**WRITTEN REQUEST:**
Copy every line of the entries that includes the word "name".

— BEGIN —

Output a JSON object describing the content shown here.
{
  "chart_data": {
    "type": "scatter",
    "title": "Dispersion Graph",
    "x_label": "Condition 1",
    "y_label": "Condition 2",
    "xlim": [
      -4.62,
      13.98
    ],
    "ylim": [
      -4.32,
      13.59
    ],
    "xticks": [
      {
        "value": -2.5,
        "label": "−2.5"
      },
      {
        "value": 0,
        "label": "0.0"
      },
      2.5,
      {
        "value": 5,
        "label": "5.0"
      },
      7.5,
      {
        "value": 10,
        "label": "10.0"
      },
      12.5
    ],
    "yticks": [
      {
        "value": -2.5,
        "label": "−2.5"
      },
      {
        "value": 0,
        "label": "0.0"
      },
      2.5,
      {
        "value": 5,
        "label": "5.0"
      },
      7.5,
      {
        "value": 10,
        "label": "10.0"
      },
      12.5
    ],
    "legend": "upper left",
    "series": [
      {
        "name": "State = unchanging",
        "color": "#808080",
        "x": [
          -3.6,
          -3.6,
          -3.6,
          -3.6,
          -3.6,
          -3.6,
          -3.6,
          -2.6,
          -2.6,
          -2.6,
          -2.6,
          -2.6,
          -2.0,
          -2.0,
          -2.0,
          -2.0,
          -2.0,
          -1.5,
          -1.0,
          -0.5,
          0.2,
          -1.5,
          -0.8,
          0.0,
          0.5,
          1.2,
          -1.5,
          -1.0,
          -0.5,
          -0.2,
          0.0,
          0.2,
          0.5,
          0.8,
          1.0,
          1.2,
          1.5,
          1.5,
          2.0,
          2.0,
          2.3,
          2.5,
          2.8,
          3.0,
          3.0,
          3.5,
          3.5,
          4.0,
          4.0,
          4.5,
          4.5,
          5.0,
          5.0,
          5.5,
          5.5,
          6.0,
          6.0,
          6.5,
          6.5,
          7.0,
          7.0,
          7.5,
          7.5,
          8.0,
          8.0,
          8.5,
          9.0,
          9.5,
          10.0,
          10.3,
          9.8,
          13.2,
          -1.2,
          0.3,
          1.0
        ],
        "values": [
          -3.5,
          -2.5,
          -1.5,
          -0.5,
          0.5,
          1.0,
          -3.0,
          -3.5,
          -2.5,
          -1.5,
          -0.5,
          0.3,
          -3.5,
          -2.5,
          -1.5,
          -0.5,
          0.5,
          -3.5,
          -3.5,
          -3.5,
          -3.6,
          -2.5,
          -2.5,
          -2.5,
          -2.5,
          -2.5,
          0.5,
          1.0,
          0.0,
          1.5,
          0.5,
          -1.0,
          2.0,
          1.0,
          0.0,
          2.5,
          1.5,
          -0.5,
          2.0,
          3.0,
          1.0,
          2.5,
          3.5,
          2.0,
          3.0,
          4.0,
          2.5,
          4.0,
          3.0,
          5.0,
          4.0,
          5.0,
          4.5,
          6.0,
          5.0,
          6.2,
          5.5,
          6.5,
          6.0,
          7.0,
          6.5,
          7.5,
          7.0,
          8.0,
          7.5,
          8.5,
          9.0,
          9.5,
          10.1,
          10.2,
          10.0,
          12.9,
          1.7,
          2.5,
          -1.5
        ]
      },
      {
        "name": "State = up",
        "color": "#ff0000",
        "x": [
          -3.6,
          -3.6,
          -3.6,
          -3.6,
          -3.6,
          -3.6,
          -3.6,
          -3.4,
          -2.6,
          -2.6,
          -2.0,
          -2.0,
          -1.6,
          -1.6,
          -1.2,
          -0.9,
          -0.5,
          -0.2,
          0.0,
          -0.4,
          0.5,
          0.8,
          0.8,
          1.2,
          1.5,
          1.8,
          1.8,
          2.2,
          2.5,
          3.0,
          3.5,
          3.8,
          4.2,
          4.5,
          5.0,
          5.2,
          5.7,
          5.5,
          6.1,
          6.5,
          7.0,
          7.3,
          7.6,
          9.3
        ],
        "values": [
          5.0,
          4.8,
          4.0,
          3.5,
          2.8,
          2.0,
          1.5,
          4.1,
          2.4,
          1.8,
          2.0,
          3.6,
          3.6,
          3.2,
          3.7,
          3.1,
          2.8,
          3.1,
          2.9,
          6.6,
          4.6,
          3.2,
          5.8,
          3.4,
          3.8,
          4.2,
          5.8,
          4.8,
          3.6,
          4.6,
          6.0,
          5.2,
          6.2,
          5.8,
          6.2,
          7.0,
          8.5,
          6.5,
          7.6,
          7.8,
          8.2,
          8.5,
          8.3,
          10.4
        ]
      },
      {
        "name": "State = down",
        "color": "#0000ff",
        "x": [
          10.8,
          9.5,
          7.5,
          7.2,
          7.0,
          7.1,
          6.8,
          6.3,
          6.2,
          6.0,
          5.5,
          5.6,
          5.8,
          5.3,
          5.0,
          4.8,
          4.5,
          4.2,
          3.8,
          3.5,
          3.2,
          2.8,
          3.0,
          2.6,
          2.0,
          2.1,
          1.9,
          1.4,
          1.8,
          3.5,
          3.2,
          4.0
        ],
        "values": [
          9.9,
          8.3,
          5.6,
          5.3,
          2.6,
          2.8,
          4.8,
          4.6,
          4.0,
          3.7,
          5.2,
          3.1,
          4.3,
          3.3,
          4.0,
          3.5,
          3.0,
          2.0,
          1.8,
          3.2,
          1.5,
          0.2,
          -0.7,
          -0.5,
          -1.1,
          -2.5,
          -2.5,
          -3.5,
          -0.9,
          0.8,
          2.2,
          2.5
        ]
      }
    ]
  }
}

— END —

**ANSWER TO THIS TASK:**
        "name": "State = unchanging",
        "name": "State = up",
        "name": "State = down",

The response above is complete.